### The request:
Filter this material down to the lines that hold "grid", copying each one.

### Chart and figure data:

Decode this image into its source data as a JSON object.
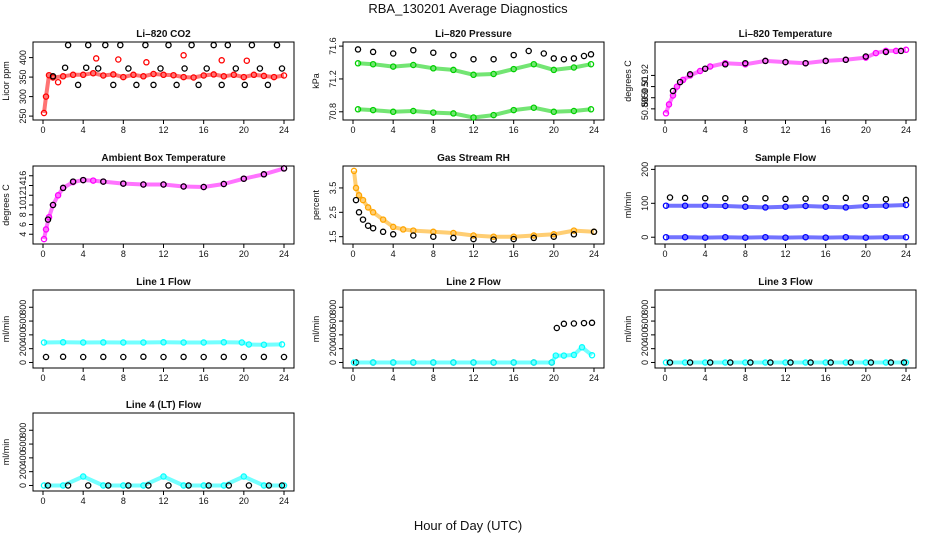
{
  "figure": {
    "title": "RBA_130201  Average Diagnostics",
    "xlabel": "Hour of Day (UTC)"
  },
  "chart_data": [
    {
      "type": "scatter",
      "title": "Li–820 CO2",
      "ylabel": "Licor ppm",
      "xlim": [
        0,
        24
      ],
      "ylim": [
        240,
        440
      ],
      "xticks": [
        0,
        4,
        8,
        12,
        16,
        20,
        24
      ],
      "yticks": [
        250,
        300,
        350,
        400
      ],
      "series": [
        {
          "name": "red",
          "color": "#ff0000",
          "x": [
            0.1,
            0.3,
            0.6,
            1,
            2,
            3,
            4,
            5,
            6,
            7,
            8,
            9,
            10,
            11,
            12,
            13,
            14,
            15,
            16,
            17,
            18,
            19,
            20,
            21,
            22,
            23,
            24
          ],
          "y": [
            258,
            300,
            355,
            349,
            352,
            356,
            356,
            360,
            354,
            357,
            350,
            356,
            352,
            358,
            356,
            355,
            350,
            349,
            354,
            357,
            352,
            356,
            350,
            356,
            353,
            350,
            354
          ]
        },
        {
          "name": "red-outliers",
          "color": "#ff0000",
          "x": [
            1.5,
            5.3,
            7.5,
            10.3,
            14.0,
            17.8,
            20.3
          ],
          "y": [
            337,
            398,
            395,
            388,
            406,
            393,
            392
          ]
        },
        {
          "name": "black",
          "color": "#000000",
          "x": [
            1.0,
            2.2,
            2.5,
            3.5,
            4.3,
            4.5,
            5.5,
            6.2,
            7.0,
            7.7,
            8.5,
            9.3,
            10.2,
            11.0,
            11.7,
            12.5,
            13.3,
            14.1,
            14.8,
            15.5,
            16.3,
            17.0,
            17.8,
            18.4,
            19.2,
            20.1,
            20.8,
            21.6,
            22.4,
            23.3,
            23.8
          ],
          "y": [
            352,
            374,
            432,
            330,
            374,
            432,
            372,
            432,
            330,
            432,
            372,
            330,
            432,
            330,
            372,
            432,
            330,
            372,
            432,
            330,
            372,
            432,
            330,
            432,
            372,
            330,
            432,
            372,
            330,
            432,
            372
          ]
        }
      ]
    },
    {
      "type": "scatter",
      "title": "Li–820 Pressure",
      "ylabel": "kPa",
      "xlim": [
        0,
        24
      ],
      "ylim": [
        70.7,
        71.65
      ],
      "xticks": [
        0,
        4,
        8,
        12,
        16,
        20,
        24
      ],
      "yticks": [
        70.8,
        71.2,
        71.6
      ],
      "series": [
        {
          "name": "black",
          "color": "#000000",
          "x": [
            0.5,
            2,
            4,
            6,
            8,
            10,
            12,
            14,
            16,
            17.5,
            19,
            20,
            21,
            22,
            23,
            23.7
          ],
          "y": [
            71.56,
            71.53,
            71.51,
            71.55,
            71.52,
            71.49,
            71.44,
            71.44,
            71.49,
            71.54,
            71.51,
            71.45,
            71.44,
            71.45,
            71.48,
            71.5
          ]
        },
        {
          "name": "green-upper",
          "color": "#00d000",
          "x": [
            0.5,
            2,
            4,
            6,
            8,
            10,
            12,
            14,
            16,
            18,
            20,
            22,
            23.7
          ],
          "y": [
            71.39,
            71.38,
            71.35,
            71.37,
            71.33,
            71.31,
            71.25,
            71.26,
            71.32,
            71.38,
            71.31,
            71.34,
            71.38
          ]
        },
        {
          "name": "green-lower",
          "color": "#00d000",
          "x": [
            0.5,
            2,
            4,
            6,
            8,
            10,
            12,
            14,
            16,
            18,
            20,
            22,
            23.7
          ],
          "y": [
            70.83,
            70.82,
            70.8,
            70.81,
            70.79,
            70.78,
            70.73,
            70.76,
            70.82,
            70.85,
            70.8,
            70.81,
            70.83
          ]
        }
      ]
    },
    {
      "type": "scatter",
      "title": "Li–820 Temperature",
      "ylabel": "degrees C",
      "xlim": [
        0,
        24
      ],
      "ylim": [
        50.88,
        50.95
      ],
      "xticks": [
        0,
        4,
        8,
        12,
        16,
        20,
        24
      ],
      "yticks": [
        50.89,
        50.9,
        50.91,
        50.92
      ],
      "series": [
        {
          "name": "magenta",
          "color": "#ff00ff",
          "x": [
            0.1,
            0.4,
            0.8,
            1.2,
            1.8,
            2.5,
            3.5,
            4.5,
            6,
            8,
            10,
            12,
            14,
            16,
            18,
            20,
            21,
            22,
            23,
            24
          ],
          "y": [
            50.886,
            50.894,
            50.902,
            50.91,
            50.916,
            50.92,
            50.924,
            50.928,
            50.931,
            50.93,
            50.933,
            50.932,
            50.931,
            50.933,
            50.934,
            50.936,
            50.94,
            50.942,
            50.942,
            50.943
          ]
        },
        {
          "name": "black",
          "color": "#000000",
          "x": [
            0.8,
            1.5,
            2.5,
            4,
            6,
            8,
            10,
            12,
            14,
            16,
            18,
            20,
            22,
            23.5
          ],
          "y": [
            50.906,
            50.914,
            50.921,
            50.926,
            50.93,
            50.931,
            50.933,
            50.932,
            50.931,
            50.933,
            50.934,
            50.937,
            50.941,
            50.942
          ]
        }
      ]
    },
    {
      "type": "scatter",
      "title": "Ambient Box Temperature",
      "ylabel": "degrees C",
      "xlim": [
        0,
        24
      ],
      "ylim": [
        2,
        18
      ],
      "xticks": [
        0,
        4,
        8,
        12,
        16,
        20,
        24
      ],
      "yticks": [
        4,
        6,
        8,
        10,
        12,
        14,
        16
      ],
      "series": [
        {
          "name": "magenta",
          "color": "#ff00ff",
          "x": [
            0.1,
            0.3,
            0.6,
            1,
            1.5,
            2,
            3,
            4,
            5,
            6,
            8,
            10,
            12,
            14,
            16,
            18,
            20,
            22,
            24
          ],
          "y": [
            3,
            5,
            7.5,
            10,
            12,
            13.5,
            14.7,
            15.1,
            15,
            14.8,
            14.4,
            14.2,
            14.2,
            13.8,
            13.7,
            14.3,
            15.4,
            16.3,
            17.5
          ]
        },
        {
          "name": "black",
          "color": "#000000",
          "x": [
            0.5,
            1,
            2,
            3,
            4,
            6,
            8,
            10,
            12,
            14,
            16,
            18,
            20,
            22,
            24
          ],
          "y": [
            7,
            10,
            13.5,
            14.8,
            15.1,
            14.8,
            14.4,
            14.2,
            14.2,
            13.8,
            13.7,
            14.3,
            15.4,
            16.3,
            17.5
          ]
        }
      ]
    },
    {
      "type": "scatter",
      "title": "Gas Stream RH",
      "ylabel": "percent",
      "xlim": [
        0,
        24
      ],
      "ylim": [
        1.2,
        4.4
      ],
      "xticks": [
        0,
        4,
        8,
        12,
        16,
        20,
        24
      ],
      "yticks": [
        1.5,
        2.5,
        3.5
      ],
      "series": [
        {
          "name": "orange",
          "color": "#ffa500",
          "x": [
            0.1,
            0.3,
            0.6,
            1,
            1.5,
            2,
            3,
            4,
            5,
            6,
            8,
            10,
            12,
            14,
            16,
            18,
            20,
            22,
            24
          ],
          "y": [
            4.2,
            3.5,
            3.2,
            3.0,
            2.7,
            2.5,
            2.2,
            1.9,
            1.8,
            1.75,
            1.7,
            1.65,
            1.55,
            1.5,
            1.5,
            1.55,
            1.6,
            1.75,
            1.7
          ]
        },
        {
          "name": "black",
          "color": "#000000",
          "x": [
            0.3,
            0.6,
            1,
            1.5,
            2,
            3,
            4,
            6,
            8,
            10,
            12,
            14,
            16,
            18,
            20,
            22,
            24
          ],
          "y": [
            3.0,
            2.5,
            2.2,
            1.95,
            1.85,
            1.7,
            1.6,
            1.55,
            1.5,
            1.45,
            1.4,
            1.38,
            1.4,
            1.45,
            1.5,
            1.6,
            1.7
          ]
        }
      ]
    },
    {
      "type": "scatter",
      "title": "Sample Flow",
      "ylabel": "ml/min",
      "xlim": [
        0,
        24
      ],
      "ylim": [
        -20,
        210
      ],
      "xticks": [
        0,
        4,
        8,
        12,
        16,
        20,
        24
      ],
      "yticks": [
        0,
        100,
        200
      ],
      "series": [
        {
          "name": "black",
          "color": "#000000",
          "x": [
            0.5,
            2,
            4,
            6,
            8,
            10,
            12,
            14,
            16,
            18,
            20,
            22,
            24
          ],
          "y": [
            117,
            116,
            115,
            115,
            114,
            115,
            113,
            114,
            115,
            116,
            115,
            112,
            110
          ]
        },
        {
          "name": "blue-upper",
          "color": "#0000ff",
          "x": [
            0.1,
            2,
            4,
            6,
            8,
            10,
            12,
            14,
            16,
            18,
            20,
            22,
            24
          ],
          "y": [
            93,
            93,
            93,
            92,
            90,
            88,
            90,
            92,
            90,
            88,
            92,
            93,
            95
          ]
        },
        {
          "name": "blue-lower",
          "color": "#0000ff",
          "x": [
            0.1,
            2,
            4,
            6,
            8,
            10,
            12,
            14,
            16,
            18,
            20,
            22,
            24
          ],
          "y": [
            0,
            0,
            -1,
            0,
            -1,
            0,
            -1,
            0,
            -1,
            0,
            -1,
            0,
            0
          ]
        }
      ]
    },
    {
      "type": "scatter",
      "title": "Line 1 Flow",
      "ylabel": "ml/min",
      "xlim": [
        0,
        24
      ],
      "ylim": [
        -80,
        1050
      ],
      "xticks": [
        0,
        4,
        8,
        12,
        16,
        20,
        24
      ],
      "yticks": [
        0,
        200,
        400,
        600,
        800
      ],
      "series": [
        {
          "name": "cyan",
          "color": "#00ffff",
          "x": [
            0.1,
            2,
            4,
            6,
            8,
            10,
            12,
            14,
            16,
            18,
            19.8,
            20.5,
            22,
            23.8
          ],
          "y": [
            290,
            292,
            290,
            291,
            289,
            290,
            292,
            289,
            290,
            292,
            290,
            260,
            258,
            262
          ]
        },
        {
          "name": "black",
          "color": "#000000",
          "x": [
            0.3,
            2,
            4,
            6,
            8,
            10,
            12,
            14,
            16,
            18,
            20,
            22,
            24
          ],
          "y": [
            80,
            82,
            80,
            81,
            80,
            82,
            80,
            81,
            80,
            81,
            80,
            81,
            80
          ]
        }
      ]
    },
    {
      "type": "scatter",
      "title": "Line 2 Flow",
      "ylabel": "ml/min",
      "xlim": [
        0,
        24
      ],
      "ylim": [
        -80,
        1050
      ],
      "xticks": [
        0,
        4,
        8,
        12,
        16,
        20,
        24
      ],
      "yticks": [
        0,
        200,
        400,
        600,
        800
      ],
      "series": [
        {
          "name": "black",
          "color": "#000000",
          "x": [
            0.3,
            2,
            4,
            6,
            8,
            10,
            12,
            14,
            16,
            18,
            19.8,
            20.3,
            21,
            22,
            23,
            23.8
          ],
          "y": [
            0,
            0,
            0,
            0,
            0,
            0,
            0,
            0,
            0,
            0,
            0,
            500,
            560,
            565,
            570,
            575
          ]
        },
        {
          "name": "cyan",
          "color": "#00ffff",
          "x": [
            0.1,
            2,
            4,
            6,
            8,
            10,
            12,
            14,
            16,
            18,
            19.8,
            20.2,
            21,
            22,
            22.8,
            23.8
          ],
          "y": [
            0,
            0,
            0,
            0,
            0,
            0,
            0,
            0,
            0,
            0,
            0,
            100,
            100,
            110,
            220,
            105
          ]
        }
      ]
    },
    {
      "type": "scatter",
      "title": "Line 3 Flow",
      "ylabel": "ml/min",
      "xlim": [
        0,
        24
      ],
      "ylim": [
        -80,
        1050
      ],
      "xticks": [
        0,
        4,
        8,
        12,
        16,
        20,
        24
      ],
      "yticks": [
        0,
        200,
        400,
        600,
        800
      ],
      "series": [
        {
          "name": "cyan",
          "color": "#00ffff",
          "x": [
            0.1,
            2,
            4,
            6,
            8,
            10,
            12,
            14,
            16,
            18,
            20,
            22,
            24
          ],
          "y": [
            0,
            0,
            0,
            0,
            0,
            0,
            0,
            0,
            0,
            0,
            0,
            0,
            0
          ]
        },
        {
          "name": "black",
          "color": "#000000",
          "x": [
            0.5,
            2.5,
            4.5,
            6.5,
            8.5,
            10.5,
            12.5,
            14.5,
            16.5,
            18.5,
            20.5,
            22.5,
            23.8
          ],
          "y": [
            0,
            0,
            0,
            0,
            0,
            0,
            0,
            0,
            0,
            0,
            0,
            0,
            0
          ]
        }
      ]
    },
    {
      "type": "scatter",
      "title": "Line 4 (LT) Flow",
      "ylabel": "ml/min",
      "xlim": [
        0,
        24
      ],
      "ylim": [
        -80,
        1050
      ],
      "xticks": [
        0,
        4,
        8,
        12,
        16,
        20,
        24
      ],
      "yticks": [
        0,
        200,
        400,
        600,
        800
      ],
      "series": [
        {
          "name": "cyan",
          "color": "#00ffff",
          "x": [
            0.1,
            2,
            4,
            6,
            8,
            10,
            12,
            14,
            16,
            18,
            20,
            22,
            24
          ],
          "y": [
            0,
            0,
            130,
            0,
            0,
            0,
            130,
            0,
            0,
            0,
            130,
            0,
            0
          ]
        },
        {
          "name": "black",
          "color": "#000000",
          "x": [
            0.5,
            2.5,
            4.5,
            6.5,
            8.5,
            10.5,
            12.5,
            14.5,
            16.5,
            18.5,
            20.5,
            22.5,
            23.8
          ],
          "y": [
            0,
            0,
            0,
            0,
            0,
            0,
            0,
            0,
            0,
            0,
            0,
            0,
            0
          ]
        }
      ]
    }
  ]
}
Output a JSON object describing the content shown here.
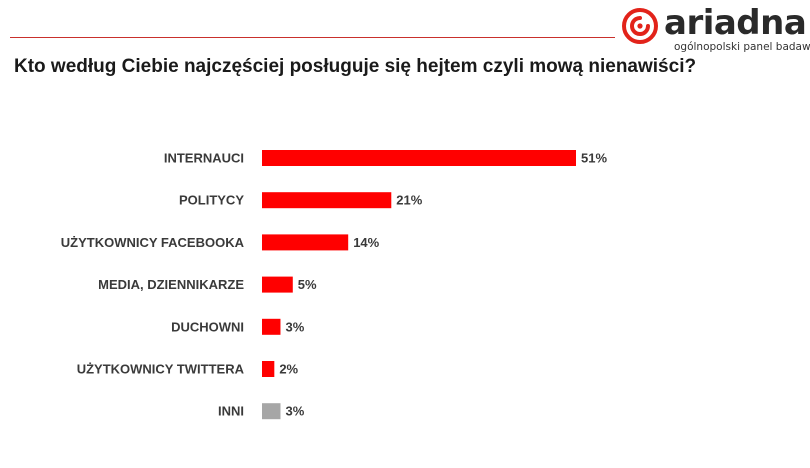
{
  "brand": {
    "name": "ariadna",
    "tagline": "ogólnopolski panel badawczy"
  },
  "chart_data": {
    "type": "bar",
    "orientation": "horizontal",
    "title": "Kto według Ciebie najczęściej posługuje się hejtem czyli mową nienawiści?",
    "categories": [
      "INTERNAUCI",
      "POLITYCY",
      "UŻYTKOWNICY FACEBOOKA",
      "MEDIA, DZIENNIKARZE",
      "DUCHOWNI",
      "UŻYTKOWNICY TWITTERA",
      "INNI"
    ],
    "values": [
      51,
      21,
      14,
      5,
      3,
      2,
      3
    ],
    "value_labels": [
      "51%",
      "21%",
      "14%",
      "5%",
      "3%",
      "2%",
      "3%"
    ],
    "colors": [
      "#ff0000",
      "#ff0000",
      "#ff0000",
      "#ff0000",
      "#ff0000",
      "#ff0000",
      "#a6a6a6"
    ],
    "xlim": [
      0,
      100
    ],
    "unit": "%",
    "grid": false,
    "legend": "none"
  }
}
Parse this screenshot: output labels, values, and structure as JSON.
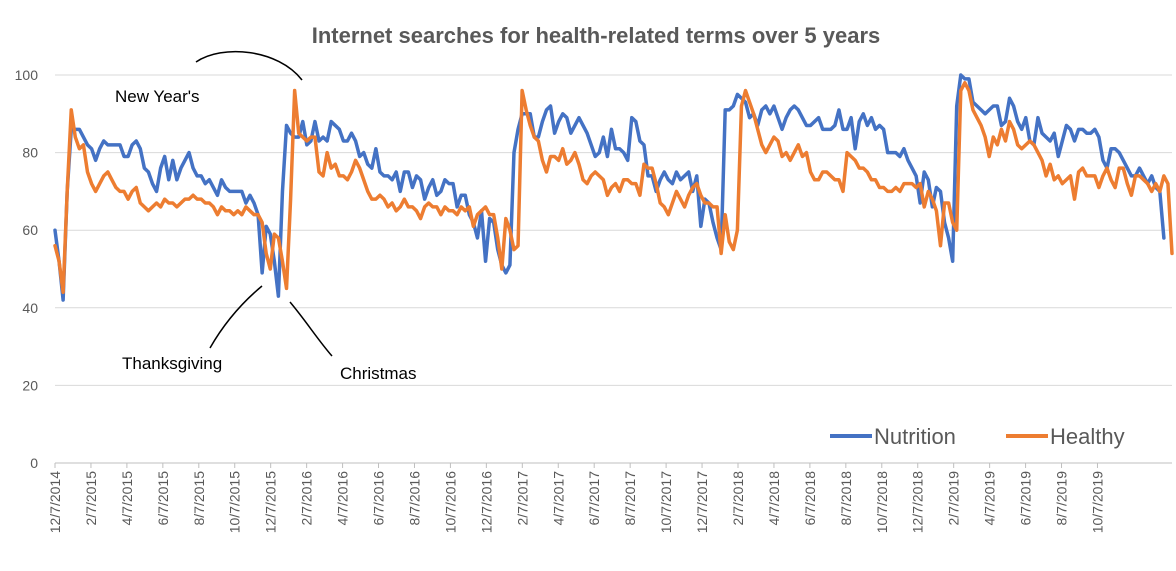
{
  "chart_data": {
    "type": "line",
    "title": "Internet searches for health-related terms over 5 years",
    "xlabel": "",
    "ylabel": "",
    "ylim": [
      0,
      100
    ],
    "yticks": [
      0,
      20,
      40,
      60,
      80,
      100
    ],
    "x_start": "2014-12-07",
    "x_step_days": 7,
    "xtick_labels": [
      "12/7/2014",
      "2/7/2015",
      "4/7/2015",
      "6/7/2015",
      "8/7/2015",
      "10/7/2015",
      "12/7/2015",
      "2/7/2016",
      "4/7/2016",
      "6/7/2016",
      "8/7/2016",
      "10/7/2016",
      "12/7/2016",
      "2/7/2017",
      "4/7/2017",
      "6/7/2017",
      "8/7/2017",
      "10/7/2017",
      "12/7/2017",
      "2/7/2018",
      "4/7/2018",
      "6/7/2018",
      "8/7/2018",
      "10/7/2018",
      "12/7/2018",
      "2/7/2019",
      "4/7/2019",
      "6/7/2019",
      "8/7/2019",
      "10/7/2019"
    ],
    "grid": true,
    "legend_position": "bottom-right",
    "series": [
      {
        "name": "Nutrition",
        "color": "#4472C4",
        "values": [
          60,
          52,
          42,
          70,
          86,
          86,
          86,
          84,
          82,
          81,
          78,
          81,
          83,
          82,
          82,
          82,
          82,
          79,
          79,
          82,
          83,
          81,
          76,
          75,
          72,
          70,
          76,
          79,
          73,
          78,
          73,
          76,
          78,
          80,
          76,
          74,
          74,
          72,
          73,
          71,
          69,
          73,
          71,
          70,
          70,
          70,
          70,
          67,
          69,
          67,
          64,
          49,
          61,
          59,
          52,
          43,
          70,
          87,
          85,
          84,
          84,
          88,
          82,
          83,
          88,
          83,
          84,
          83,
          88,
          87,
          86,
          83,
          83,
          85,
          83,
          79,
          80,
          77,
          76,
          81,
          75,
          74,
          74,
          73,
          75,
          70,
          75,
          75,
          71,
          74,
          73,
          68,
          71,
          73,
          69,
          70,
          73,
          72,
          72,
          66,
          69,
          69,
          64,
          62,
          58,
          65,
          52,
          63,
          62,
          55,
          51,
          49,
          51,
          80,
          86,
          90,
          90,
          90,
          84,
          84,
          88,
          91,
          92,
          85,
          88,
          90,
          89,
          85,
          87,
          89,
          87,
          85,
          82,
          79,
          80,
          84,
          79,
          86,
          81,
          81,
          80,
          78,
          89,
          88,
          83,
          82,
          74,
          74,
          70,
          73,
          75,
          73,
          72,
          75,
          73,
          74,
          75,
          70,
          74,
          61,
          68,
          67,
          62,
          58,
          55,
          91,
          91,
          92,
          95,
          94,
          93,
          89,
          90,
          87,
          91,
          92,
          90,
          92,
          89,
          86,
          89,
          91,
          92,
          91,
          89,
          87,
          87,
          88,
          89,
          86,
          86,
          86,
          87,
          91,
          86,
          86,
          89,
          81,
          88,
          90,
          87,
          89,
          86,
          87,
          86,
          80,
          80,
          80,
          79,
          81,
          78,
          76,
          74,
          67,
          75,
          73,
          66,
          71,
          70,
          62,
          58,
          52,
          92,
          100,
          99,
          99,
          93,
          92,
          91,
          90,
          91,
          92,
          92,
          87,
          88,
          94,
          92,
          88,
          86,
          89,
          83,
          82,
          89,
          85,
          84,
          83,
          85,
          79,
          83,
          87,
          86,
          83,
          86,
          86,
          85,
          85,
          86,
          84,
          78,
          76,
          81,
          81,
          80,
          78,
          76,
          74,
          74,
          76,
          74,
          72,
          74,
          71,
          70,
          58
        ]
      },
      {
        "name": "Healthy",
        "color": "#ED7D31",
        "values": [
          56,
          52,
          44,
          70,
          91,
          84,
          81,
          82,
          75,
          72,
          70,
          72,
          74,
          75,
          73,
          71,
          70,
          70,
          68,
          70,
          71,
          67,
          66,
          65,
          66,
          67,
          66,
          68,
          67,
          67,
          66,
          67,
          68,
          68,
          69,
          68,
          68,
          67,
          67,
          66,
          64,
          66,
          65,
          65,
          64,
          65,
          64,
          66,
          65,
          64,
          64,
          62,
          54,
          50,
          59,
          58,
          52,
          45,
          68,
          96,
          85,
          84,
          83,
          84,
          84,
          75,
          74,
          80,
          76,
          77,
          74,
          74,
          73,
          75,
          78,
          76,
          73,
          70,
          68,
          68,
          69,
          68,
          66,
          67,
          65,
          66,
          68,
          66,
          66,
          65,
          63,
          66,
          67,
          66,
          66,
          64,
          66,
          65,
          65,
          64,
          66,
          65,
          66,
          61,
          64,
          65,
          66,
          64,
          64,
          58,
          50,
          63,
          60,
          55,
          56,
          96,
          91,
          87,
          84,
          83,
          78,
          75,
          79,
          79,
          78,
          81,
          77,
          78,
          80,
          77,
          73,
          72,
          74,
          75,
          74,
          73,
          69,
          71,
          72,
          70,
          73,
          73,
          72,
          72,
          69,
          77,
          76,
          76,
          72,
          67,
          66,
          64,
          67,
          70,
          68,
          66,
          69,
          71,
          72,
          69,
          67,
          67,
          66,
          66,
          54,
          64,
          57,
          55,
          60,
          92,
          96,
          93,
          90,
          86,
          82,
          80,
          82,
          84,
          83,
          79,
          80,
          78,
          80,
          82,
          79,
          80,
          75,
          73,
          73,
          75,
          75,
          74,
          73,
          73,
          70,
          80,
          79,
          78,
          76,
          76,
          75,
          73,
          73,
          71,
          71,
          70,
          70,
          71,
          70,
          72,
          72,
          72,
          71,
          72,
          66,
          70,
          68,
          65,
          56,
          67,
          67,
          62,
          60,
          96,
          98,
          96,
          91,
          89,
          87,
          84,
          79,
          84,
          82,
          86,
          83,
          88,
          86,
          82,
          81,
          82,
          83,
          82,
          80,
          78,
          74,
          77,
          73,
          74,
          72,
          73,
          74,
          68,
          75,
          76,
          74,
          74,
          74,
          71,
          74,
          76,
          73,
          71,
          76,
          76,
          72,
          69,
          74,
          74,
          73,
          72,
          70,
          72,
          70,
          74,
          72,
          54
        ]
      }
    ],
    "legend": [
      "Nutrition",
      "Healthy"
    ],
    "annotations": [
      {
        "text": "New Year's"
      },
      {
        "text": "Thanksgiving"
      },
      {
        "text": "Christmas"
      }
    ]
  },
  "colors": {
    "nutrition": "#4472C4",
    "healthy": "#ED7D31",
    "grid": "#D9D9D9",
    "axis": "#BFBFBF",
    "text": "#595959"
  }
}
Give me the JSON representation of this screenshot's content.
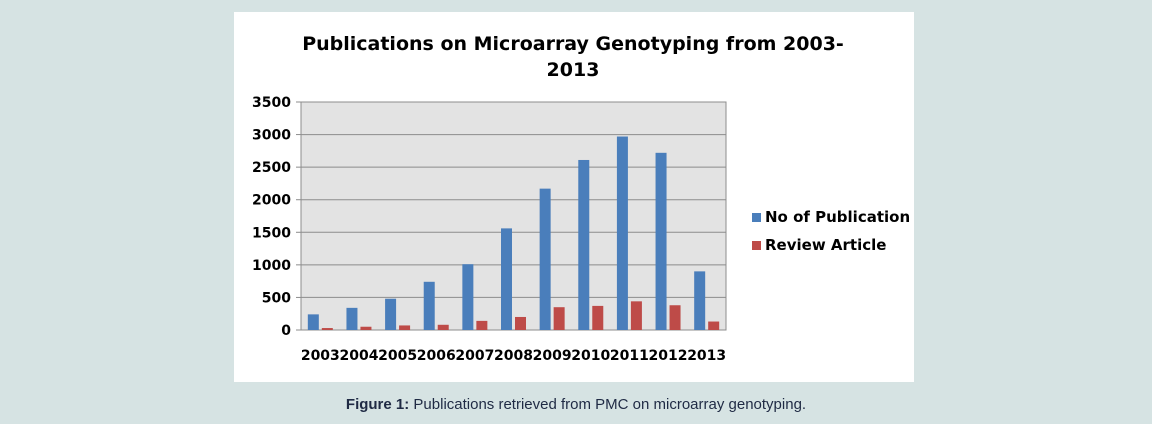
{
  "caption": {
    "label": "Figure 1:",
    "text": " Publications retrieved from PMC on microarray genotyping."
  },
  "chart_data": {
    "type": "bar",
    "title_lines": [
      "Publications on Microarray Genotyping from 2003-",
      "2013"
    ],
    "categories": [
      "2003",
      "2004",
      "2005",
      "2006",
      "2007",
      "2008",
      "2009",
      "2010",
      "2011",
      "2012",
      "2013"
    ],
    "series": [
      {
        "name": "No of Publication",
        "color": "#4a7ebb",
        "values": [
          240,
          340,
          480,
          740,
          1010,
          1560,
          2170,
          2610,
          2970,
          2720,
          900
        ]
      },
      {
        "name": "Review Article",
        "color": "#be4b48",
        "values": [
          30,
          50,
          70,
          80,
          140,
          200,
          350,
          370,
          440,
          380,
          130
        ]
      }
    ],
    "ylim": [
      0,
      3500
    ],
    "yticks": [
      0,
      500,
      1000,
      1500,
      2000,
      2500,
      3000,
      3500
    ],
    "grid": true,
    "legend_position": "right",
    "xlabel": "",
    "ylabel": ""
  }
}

### Expected answer:
    "grid": false,
    "grid": true,
    "grid": "#D9D9D9",
    "grid": true,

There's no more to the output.